=== AVAILABLE RECORDS ===

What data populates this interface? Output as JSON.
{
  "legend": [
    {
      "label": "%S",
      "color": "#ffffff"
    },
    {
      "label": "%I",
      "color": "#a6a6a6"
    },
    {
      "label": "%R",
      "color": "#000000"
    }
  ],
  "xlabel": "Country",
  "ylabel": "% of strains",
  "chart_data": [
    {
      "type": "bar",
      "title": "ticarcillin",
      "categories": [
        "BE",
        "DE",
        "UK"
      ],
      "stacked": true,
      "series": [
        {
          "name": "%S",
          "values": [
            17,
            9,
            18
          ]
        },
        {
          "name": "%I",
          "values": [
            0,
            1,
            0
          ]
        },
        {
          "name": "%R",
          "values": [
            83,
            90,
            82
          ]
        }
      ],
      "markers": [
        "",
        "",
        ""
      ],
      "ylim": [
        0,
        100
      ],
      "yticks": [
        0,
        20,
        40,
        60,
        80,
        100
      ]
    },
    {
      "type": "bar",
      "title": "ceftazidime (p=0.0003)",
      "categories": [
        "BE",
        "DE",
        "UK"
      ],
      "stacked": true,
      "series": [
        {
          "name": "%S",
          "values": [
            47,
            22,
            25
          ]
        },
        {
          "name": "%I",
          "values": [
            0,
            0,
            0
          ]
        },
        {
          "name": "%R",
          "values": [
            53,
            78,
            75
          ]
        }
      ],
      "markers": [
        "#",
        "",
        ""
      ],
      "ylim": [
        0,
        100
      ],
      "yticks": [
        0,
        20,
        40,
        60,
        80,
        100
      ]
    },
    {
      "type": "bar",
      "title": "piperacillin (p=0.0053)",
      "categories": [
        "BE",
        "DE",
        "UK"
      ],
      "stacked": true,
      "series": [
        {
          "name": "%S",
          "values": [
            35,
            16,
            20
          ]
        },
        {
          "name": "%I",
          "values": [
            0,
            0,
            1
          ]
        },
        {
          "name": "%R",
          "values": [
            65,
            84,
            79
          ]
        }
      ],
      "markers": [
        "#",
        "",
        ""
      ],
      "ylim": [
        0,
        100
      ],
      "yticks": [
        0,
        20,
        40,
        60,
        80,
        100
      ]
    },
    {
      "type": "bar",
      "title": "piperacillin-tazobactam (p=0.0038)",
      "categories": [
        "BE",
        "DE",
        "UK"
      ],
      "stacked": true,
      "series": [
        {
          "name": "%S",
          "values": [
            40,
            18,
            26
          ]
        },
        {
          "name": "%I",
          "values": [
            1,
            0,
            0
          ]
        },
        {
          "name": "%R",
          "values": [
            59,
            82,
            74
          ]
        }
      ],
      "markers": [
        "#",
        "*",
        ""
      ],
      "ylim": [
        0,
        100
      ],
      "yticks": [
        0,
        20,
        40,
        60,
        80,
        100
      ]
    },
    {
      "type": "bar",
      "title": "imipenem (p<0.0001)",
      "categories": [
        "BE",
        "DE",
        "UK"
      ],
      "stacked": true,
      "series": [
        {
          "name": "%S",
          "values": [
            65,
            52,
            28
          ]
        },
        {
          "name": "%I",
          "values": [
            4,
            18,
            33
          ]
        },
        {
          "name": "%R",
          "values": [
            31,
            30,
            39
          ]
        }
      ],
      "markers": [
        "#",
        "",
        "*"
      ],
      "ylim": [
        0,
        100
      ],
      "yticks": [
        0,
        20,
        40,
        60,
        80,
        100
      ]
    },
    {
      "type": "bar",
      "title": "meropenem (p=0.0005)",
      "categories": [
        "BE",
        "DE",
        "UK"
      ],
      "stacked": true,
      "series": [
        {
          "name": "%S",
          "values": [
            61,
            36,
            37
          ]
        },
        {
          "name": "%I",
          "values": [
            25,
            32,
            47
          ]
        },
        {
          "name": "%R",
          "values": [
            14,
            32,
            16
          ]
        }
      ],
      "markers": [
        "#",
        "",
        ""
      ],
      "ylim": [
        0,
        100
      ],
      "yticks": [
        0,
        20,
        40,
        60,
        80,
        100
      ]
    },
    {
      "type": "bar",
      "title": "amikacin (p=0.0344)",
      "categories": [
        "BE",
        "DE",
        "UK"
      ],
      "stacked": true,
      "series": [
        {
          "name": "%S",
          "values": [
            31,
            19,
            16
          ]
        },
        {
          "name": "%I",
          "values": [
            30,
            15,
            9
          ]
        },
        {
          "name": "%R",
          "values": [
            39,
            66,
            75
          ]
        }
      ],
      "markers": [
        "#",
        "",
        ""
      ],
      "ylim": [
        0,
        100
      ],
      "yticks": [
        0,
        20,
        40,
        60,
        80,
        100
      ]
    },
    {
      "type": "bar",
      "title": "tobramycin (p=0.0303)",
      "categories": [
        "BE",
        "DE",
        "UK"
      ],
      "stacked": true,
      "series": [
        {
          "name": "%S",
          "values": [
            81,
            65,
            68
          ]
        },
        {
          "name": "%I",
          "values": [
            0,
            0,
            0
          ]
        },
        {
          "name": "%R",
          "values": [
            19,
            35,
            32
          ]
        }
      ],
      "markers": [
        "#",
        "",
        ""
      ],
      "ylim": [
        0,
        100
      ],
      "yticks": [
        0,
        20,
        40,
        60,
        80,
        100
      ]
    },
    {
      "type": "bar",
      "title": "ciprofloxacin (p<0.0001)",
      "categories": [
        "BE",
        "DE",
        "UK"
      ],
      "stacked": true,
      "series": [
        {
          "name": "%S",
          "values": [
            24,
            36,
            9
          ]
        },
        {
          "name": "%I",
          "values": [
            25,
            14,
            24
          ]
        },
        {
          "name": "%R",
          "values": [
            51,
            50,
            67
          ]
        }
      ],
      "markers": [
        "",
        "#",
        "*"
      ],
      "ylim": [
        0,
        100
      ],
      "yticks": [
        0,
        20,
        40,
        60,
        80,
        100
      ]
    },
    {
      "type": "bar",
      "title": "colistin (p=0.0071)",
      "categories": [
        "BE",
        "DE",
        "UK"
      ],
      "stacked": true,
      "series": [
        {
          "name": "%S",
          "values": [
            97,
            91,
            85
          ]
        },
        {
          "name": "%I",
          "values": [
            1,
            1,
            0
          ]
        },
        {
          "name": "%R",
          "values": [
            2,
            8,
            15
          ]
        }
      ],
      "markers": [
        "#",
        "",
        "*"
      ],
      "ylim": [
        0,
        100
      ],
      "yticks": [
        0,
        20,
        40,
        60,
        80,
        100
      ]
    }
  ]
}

===

THE TASK:
Check each line of the entries above for the word "title". List the ones that have it.

EXERCISE RESULT:
      "title": "ticarcillin",
      "title": "ceftazidime (p=0.0003)",
      "title": "piperacillin (p=0.0053)",
      "title": "piperacillin-tazobactam (p=0.0038)",
      "title": "imipenem (p<0.0001)",
      "title": "meropenem (p=0.0005)",
      "title": "amikacin (p=0.0344)",
      "title": "tobramycin (p=0.0303)",
      "title": "ciprofloxacin (p<0.0001)",
      "title": "colistin (p=0.0071)",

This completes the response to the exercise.